**BRIEF:** Retype each line of the material exactly, please, skipping any picture in it.

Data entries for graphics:
○ ○ ○

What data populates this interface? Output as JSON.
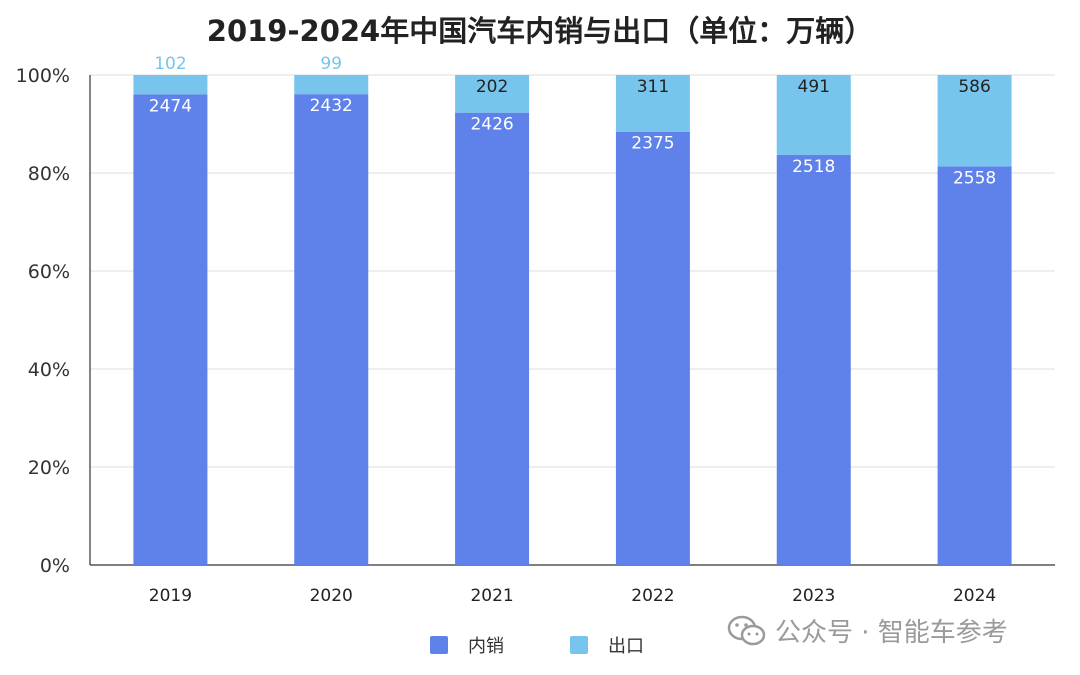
{
  "chart_data": {
    "type": "bar",
    "stacked": "percent",
    "title": "2019-2024年中国汽车内销与出口（单位：万辆）",
    "categories": [
      "2019",
      "2020",
      "2021",
      "2022",
      "2023",
      "2024"
    ],
    "series": [
      {
        "name": "内销",
        "values": [
          2474,
          2432,
          2426,
          2375,
          2518,
          2558
        ],
        "color": "#5f82ea"
      },
      {
        "name": "出口",
        "values": [
          102,
          99,
          202,
          311,
          491,
          586
        ],
        "color": "#77c5ec"
      }
    ],
    "ylim": [
      0,
      100
    ],
    "yticks": [
      "0%",
      "20%",
      "40%",
      "60%",
      "80%",
      "100%"
    ],
    "grid": true,
    "legend": "bottom",
    "xlabel": "",
    "ylabel": ""
  },
  "watermark": "公众号 · 智能车参考"
}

○ ○ ○

**FULL ANSWER:**
What data populates this interface? Output as JSON.
{
  "chart_data": {
    "type": "bar",
    "stacked": "percent",
    "title": "2019-2024年中国汽车内销与出口（单位：万辆）",
    "categories": [
      "2019",
      "2020",
      "2021",
      "2022",
      "2023",
      "2024"
    ],
    "series": [
      {
        "name": "内销",
        "values": [
          2474,
          2432,
          2426,
          2375,
          2518,
          2558
        ],
        "color": "#5f82ea"
      },
      {
        "name": "出口",
        "values": [
          102,
          99,
          202,
          311,
          491,
          586
        ],
        "color": "#77c5ec"
      }
    ],
    "ylim": [
      0,
      100
    ],
    "yticks": [
      "0%",
      "20%",
      "40%",
      "60%",
      "80%",
      "100%"
    ],
    "grid": true,
    "legend": "bottom",
    "xlabel": "",
    "ylabel": ""
  },
  "watermark": "公众号 · 智能车参考"
}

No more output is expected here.